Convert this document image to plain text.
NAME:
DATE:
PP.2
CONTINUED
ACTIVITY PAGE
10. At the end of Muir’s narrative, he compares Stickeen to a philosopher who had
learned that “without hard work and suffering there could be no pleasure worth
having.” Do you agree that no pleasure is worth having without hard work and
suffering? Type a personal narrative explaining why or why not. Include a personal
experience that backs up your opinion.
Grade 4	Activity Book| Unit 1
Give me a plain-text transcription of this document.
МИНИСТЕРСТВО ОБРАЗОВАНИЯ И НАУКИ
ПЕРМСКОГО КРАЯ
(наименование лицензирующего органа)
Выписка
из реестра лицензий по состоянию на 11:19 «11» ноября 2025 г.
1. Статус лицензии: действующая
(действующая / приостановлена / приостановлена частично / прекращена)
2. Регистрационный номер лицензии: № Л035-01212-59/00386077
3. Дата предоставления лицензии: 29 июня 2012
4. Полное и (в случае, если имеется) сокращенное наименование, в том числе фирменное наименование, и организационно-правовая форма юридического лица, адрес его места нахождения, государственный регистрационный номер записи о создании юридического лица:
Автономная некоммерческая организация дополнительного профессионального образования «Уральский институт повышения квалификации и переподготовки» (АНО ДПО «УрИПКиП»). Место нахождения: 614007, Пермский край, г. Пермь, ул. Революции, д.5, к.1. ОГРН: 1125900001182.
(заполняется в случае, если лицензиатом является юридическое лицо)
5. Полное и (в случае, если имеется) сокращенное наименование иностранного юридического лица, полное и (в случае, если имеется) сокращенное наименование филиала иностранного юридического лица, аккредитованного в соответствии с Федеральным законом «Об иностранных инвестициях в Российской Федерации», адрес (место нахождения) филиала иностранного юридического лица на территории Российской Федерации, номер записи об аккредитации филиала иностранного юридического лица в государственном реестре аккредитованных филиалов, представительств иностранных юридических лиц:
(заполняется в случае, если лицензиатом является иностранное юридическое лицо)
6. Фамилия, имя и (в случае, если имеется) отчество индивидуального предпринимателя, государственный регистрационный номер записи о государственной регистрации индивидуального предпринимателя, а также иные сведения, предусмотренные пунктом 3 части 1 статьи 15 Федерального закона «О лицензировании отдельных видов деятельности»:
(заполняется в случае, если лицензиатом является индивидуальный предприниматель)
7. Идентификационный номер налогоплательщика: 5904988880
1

*TASK TO CARRY OUT:*
From the listing, copy every line where the string "work" appears.

*TASK SOLUTION:*
learned that “without hard work and suffering there could be no pleasure worth
having.” Do you agree that no pleasure is worth having without hard work and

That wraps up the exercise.